Copy each line holding the string "食品安全国家标准".

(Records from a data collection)
● ● ●
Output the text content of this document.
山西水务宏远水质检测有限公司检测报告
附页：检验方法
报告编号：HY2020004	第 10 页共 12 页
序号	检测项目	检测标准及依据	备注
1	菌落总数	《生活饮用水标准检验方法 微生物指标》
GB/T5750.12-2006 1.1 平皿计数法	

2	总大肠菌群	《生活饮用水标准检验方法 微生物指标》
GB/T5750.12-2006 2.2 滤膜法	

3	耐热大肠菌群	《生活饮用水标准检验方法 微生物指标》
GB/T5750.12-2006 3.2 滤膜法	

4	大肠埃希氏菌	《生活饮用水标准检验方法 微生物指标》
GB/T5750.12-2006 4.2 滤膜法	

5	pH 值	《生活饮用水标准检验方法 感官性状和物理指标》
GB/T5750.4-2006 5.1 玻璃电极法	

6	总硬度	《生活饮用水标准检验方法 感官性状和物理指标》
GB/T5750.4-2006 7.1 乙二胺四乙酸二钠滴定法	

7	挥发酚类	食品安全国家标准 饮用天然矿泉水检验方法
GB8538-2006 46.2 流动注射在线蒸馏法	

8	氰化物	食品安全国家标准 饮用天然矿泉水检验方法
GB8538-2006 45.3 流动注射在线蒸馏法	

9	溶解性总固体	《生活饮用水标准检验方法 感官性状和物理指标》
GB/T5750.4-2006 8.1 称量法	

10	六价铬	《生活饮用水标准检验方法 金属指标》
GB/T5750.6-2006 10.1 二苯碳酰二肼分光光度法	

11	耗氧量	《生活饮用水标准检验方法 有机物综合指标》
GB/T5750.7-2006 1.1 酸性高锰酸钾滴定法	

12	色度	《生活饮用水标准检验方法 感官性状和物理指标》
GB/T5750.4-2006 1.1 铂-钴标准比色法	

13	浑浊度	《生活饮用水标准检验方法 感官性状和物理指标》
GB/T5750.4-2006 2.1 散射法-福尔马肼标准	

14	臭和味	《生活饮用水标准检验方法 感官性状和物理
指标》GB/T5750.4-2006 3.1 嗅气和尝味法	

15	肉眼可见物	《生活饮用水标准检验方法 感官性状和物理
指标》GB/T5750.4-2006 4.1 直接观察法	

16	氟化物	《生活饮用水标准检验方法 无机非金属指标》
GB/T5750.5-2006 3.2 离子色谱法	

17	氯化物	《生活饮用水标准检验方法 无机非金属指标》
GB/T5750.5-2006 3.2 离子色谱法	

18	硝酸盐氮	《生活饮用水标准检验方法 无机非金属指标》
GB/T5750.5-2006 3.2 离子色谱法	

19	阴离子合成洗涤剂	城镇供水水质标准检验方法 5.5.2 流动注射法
● ● ●
• [PROBLEM SOLUTION]:
7	挥发酚类	食品安全国家标准 饮用天然矿泉水检验方法
8	氰化物	食品安全国家标准 饮用天然矿泉水检验方法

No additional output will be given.